# Task to complete:
Give the entries again, exactly as written.

# Exercise materials:

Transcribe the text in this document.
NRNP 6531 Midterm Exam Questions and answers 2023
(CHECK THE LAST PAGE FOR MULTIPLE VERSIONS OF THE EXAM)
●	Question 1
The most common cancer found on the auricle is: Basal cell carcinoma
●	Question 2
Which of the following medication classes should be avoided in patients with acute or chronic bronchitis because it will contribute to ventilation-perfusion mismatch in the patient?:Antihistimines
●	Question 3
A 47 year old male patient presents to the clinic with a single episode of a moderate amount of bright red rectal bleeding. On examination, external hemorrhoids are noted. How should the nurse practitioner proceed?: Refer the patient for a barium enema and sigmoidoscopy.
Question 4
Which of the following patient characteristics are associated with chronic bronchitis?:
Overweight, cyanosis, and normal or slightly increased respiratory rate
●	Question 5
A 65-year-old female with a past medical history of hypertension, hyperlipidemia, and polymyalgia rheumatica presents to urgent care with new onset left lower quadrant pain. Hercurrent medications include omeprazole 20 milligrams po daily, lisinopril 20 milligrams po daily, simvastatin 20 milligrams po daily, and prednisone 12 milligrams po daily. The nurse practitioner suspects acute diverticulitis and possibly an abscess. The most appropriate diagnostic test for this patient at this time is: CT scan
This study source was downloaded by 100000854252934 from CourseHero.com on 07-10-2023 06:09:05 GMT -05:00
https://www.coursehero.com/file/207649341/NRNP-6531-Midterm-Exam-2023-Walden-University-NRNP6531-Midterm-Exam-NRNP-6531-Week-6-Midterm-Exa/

# Task result:
Transcribe the text in this document.
NRNP 6531 Midterm Exam Questions and answers 2023
(CHECK THE LAST PAGE FOR MULTIPLE VERSIONS OF THE EXAM)
●	Question 1
The most common cancer found on the auricle is: Basal cell carcinoma
●	Question 2
Which of the following medication classes should be avoided in patients with acute or chronic bronchitis because it will contribute to ventilation-perfusion mismatch in the patient?:Antihistimines
●	Question 3
A 47 year old male patient presents to the clinic with a single episode of a moderate amount of bright red rectal bleeding. On examination, external hemorrhoids are noted. How should the nurse practitioner proceed?: Refer the patient for a barium enema and sigmoidoscopy.
Question 4
Which of the following patient characteristics are associated with chronic bronchitis?:
Overweight, cyanosis, and normal or slightly increased respiratory rate
●	Question 5
A 65-year-old female with a past medical history of hypertension, hyperlipidemia, and polymyalgia rheumatica presents to urgent care with new onset left lower quadrant pain. Hercurrent medications include omeprazole 20 milligrams po daily, lisinopril 20 milligrams po daily, simvastatin 20 milligrams po daily, and prednisone 12 milligrams po daily. The nurse practitioner suspects acute diverticulitis and possibly an abscess. The most appropriate diagnostic test for this patient at this time is: CT scan
This study source was downloaded by 100000854252934 from CourseHero.com on 07-10-2023 06:09:05 GMT -05:00
https://www.coursehero.com/file/207649341/NRNP-6531-Midterm-Exam-2023-Walden-University-NRNP6531-Midterm-Exam-NRNP-6531-Week-6-Midterm-Exa/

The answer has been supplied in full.